PROBLEM STATEMENT:
Which lines in the records below contain the word "name"? Copy each one out.
─── RECORD LIST ───
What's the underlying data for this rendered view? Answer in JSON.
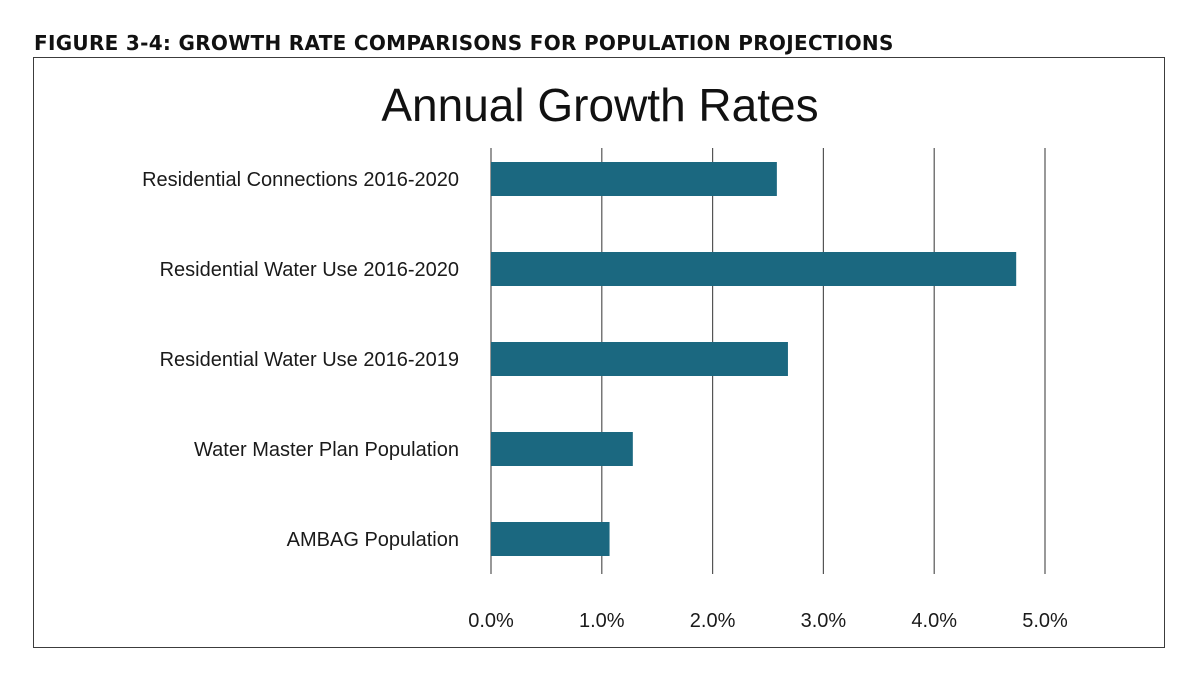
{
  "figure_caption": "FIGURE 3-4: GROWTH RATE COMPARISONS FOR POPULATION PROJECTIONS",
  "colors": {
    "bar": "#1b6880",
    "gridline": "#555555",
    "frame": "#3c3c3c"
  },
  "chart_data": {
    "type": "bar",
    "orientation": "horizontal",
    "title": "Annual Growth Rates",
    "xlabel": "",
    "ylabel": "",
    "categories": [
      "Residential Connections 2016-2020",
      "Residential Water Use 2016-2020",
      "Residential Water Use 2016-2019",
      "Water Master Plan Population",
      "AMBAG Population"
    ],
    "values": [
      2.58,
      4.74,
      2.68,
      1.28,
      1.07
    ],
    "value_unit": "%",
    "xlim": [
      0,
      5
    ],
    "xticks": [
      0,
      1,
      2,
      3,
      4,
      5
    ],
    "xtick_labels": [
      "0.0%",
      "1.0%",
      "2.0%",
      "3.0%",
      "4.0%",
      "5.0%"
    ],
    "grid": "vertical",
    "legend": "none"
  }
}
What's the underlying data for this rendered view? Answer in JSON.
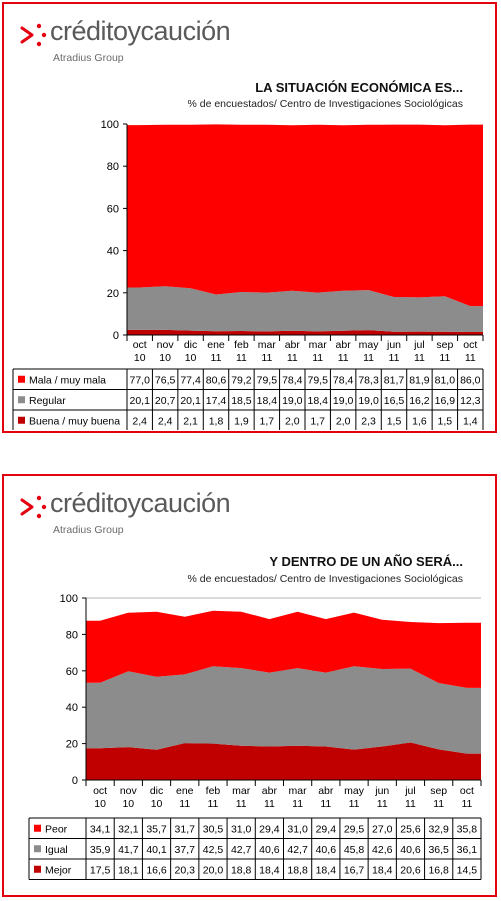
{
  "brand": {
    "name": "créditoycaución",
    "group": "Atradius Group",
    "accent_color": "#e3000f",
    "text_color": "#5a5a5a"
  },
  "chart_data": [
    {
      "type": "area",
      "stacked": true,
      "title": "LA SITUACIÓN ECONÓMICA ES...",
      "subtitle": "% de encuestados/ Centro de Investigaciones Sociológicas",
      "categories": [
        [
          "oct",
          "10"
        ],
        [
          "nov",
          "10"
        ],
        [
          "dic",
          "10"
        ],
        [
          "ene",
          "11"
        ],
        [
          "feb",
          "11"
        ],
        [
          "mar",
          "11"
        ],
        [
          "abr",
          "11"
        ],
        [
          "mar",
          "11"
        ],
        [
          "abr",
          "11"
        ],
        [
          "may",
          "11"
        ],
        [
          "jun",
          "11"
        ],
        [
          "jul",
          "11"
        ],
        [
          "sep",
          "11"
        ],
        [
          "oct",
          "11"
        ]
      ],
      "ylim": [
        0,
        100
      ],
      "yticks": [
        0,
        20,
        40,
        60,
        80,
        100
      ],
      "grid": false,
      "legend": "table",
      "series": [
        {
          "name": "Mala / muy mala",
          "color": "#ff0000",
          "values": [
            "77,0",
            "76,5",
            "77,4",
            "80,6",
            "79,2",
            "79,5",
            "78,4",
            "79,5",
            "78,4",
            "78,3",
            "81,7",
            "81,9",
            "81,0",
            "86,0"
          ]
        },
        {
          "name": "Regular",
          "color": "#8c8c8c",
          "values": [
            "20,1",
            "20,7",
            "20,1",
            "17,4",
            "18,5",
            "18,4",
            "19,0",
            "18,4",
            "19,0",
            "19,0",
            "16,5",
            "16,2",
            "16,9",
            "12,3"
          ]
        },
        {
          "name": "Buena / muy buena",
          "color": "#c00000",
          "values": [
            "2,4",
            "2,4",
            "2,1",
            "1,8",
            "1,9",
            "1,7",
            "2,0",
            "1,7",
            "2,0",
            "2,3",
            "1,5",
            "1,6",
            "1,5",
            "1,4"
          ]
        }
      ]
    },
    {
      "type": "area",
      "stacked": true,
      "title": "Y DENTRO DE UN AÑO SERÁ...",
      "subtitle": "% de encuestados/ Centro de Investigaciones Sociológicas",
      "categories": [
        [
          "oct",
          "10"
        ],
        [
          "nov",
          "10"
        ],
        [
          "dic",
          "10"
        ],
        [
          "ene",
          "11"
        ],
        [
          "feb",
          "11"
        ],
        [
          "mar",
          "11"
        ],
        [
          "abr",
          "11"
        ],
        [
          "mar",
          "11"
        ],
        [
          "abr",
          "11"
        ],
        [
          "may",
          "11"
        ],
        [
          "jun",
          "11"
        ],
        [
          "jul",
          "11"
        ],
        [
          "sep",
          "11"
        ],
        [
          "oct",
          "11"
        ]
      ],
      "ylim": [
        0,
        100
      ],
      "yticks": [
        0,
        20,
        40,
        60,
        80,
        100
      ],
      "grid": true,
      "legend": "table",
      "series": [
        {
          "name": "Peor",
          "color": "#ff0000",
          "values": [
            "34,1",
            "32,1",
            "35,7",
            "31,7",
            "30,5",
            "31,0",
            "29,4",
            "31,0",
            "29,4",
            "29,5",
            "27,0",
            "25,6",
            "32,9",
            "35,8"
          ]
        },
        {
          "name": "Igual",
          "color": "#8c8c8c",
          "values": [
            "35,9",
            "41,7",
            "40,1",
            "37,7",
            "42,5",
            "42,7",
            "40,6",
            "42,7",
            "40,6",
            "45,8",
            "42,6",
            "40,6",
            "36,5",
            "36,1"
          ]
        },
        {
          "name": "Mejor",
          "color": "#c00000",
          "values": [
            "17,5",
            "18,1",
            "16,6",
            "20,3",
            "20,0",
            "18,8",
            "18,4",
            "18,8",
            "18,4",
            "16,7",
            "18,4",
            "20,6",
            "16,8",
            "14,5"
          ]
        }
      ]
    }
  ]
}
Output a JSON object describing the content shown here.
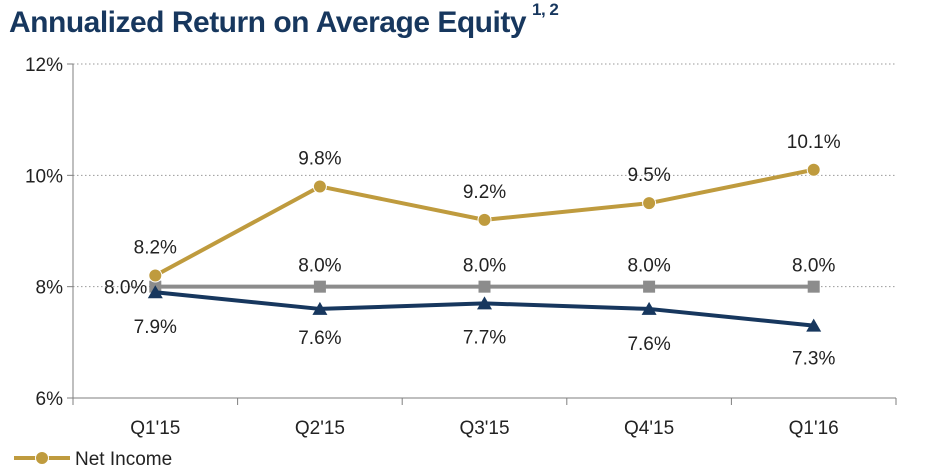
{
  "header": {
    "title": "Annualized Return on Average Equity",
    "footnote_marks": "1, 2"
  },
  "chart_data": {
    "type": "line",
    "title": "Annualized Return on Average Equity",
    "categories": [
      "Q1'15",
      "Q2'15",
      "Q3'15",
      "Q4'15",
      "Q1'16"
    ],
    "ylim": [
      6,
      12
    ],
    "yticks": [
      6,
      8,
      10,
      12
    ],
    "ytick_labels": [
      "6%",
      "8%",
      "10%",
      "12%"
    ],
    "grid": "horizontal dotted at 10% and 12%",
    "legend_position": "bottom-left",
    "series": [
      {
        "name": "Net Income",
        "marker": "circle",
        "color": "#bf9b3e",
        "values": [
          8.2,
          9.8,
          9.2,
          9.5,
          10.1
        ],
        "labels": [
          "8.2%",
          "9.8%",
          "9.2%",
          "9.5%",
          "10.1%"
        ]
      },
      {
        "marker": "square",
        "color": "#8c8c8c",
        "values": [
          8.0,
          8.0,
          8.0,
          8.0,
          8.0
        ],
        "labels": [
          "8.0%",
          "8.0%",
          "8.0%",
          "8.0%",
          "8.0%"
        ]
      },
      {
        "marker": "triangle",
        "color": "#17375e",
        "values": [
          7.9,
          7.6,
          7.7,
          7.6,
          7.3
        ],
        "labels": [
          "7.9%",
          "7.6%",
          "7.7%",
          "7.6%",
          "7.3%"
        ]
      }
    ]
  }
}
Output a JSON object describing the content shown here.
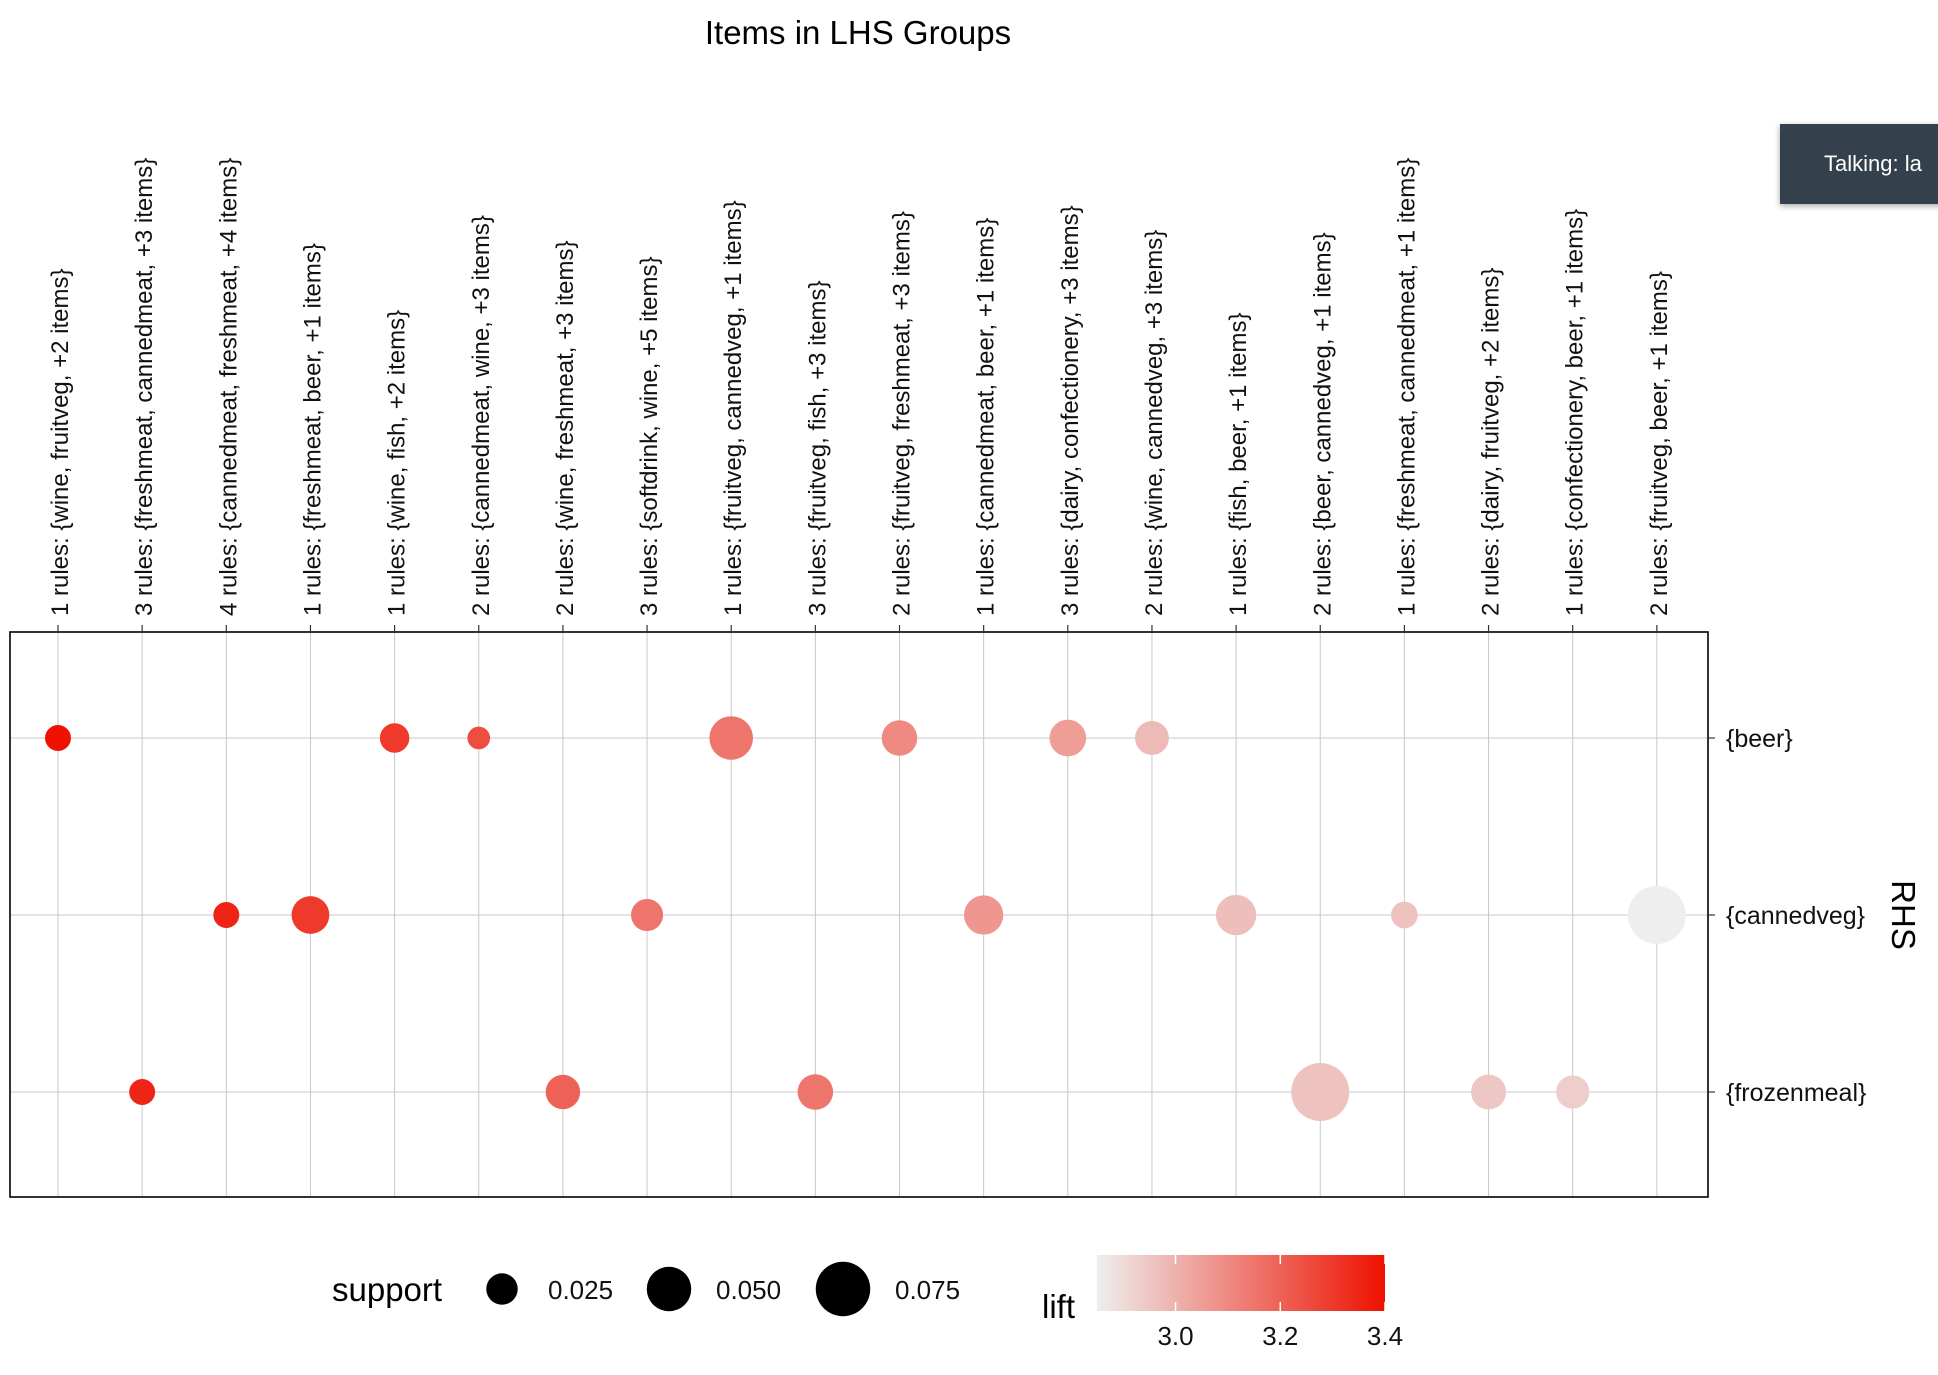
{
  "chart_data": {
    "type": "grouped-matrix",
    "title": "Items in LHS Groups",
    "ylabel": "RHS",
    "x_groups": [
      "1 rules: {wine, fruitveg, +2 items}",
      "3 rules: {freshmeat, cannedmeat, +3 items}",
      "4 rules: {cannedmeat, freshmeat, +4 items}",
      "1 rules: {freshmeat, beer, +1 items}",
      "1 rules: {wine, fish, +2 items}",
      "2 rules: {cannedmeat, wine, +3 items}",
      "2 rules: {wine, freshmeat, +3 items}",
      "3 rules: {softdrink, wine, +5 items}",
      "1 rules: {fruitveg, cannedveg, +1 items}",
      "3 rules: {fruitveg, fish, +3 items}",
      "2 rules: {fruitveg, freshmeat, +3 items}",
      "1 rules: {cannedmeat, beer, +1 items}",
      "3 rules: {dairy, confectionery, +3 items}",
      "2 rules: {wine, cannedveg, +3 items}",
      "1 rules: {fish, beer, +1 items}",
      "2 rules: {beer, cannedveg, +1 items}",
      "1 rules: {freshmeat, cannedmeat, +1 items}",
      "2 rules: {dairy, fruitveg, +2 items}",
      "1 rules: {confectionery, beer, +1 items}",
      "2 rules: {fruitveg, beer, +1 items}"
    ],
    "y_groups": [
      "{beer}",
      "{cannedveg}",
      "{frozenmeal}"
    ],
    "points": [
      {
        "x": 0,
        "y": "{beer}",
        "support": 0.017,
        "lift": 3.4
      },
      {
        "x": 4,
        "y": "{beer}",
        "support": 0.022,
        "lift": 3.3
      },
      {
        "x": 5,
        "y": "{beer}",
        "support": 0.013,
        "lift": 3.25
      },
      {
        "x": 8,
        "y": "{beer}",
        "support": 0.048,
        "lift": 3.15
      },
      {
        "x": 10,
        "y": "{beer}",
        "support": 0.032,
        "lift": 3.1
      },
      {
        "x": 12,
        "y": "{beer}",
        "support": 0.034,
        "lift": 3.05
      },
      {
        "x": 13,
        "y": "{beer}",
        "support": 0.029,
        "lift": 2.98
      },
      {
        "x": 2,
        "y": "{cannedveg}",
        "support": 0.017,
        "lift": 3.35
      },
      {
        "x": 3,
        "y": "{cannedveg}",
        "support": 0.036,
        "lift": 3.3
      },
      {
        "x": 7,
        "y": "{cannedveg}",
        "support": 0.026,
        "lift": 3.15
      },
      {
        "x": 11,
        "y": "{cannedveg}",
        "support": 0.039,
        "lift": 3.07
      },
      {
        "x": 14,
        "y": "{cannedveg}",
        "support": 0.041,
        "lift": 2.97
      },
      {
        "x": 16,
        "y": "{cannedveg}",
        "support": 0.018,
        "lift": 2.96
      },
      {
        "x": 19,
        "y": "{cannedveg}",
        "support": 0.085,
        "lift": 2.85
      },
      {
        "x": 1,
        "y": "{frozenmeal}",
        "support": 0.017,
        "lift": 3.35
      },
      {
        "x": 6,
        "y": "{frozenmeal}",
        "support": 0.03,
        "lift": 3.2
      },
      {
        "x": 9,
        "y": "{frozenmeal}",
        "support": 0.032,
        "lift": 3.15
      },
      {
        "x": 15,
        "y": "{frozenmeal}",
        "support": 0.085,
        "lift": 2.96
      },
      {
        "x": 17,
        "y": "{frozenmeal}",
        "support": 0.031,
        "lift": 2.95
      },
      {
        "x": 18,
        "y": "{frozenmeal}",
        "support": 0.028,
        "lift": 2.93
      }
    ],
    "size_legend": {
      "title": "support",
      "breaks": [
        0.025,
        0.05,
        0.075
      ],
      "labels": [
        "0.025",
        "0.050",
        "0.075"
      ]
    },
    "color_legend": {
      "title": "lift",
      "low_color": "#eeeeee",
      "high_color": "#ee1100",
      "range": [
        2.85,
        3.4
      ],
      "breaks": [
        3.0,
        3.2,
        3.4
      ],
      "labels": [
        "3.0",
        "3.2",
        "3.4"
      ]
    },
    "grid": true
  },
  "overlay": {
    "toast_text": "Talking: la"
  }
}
───
ANSWER FOR THIS EXERCISE:
    "name": "créditoycaución",
          "name": "Mala / muy mala",
          "name": "Regular",
          "name": "Buena / muy buena",
          "name": "Peor",
          "name": "Igual",
          "name": "Mejor",
        "name": "Net Income",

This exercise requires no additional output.